*To do*:
1. Transcribe the post about gender-neutral pronouns on campus, from "OAKLAND, Calif. (AP)" up to and including "or something else.".
2. Name every person the post about gender-neutral pronouns on campus identifies by name.

*Given passage*:
============

For a transgender person of my age demographic, stories such as this from Yahoo News  simply are amazing.  It seems, groups of younger people are working to broaden or eliminate the whole idea of the gender spectrum.  All of the sudden, the old transexual, transgender and crossdresser hierarchy, is becoming irrevelant according to Genny Beemyn, director of the Stonewall Center at the University of Massachusetts, Amherst who recently wrote:  " the vast majority of students who identify under the trans umbrella identify in some way outside the binary, and that's really causing a shift on college campuses" .  Of course there is much more to the story from Yahoo:

OAKLAND, Calif. (AP) — The weekly meetings of Mouthing Off!, (left) a group for students at Mills College in Oakland, Calif., who identify as gay, lesbian, bisexual or transgender, always start the same way. Members take turns going around the room saying their names and the personal pronouns they want others to use when referring to them — she, he or something else.

 It's an exercise that might seem superfluous given that Mills, a small and leafy liberal arts school historically referred to as the Vassar of the West, only admits women as undergraduates. Yet increasingly, the "shes" and "hers" that dominate the introductions are keeping third-person company with "they," ''ze" and other neutral alternatives meant to convey a more generous notion of gender. "Because I go to an all-women's college, a lot of people are like, 'If you don't identify as a woman, how did you get in?'" said sophomore Skylar Crownover, 19, who is president of Mouthing Off! and prefers to be mentioned as a singular they, but also answers to he. "I just tell them the application asks you to mark your sex and I did. It didn't ask me for my gender." 

Of course the transgender topic was involved too:

The nods to novel pronouns and nonconformity are an outgrowth of campaigns for gender-neutral bathrooms and housing that were aimed at making campuses more welcoming for transgender students moving from one side of the gender spectrum to the other. But as fewer young people choose to undergo sex reassignment surgery, such students are slowly being outnumbered by peers who refuse to be limited.

What's the world coming too??? A MUCH better place!   And just when you think this pronoun/language issue is getting to be a bit too complex:

Mel Goodwin, youth program director at the gay and lesbian community center in Las Vegas, said getting the hang of alternative pronouns can be tricky in conversation. Goodwin, 28, claimed they as a preferred pronoun four years ago and it took time "to unlearn what I had been taught about gender." Yet when people object to they as being grammatically incorrect, Goodwin counters that modern English is to blame and that scholars, writers and linguists have spent more than a century trying to come up with gender-neutral pronouns that stick. In public presentations, Goodwin also refers to a map that shows historic and contemporary cultures around the world that have recognized more than two genders. "This is not about young people in the U.S. over the last 20 years kind of coming out of the woodwork and making up labels that aren't real," Goodwin said. "This is a real variation among humans, period."

============

*Supplied entries*:

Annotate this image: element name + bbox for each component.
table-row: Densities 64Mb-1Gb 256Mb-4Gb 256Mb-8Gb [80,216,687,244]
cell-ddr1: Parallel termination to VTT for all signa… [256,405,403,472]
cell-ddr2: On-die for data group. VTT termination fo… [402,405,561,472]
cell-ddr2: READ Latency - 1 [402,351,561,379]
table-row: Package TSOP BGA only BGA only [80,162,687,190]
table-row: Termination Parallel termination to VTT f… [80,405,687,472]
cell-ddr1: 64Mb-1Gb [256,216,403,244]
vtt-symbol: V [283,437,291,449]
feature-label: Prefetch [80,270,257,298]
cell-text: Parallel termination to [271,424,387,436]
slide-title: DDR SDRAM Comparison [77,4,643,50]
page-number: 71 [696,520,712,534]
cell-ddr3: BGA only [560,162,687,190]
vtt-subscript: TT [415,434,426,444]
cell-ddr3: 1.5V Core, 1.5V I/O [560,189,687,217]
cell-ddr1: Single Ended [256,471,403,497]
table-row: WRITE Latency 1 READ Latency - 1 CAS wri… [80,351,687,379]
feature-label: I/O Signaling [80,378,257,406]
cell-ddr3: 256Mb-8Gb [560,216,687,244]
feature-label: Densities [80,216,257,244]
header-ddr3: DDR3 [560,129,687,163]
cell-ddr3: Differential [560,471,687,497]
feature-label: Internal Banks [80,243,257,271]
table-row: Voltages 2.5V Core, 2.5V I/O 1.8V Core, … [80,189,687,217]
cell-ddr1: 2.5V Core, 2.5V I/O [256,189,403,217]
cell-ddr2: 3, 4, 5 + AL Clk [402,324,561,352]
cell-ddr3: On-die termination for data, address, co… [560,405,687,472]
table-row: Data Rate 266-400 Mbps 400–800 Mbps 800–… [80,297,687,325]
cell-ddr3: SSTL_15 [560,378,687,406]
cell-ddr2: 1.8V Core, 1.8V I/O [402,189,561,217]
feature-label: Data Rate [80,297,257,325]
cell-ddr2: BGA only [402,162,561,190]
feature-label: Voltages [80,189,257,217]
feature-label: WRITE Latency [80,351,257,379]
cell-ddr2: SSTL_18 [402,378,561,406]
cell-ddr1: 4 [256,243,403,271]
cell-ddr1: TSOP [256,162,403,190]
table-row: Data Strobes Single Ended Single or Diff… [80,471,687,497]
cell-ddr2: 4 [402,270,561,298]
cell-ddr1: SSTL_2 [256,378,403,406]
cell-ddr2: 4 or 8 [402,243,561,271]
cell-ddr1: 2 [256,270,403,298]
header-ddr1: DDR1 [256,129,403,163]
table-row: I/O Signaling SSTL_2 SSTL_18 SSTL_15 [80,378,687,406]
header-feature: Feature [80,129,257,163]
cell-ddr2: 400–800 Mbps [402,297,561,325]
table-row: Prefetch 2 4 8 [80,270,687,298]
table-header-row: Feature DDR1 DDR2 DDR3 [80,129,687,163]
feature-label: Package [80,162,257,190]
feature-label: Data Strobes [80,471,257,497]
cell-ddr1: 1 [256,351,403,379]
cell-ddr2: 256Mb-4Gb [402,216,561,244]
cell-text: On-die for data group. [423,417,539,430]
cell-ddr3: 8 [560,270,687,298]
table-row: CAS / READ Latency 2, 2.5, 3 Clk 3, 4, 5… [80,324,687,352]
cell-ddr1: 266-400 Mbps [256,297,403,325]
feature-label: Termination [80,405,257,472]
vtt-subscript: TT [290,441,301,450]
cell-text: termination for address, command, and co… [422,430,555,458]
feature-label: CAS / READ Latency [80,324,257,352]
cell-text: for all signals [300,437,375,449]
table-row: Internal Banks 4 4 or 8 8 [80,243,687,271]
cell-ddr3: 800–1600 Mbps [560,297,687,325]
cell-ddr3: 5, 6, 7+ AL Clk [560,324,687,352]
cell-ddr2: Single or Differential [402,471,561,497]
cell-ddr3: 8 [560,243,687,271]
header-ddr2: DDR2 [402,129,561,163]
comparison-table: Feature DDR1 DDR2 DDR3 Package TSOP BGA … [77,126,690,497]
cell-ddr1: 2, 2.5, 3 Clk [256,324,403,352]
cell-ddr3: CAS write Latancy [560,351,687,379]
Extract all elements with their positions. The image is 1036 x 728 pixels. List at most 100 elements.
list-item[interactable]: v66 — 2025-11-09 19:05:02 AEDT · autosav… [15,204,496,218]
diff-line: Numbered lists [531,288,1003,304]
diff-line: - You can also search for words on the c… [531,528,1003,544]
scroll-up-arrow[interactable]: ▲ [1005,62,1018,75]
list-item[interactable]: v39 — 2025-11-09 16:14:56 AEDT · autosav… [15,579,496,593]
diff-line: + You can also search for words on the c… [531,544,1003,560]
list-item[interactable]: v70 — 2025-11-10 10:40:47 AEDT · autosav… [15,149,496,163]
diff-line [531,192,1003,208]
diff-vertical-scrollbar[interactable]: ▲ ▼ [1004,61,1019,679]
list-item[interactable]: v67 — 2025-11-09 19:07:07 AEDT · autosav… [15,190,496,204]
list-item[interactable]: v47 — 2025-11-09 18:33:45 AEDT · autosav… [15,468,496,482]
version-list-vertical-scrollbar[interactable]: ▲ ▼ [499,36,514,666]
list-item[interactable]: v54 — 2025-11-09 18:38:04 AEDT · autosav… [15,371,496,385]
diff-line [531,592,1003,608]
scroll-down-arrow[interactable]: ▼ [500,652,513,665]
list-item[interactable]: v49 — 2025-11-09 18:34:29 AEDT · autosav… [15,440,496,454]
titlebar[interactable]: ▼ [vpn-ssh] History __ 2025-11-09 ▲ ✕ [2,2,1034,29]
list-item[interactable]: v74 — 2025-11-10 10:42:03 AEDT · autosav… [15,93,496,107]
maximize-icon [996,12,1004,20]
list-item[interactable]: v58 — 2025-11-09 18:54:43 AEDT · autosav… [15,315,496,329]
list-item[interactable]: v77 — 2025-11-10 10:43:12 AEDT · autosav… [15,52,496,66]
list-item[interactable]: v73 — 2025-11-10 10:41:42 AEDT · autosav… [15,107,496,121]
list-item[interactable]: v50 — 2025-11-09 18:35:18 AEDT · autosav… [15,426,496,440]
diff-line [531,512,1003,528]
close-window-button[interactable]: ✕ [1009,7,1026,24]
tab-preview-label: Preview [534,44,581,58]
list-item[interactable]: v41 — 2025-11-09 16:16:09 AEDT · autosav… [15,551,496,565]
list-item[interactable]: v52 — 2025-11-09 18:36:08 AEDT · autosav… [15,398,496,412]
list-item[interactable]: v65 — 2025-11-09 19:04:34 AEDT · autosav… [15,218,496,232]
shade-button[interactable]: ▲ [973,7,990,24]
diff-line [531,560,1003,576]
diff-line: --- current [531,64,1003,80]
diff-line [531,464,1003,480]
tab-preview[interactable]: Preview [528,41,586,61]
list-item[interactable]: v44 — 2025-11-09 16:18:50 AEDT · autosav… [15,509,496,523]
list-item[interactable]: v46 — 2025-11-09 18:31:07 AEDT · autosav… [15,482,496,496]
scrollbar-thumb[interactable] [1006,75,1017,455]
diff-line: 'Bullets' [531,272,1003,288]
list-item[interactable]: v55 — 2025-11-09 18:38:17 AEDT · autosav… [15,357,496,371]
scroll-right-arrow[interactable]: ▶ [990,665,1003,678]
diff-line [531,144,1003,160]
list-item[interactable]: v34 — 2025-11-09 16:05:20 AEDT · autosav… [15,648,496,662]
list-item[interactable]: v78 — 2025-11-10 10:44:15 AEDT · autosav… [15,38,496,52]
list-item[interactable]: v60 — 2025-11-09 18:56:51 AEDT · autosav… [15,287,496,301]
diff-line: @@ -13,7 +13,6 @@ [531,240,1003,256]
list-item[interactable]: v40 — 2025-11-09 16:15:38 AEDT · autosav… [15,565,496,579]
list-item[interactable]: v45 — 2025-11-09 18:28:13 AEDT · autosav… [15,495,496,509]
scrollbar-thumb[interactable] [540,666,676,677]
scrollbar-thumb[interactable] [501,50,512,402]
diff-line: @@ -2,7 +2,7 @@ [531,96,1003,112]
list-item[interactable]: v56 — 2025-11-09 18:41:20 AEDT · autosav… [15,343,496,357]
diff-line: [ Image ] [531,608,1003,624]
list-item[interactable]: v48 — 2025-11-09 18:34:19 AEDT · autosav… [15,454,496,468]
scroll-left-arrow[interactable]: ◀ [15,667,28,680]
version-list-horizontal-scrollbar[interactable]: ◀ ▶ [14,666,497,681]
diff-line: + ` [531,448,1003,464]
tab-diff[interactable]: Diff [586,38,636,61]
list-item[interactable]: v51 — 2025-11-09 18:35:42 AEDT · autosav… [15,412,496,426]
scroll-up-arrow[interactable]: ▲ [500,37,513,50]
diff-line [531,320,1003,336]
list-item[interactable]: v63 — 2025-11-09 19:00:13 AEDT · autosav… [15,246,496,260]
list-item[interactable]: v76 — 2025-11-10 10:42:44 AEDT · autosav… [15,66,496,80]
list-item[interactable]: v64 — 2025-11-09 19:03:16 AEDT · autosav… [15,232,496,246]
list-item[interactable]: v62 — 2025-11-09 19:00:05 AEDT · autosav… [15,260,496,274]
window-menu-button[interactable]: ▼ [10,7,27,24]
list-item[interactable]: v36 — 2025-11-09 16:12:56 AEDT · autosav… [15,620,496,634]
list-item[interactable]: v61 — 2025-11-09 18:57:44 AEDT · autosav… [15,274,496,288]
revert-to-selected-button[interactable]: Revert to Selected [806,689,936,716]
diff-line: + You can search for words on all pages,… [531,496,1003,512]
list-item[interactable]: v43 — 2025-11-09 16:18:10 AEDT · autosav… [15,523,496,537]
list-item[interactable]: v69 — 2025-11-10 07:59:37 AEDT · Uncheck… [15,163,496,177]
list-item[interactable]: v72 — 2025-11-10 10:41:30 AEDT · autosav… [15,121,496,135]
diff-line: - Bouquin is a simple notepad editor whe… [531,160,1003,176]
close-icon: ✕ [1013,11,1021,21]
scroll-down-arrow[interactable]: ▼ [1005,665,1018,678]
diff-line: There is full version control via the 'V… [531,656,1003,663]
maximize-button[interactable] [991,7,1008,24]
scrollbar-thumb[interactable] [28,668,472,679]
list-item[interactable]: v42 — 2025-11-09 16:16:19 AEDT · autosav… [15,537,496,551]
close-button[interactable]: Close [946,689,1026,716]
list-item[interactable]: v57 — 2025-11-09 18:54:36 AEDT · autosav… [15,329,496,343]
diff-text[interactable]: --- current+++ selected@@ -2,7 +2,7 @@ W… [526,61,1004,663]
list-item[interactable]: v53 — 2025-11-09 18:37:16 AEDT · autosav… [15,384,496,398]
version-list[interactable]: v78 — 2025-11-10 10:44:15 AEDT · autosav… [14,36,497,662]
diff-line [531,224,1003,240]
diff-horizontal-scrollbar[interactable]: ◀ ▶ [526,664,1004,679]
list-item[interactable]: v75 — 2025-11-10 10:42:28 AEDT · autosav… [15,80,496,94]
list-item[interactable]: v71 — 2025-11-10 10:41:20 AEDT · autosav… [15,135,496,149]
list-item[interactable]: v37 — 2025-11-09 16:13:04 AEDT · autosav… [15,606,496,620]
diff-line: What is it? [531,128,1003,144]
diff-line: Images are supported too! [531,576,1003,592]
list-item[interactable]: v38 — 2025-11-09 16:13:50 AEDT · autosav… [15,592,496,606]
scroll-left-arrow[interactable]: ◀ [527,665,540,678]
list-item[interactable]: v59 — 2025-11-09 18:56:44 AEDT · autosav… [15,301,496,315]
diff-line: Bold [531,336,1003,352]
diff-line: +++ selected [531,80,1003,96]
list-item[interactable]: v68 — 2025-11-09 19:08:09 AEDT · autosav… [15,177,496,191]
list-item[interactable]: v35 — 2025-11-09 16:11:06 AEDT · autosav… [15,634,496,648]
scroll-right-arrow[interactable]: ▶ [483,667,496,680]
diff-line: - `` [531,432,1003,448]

============

*Results in order*:
1.
OAKLAND, Calif. (AP) — The weekly meetings of Mouthing Off!, (left) a group for students at Mills College in Oakland, Calif., who identify as gay, lesbian, bisexual or transgender, always start the same way. Members take turns going around the room saying their names and the personal pronouns they want others to use when referring to them — she, he or something else.

2.
Genny Beemyn
Skylar Crownover
Mel Goodwin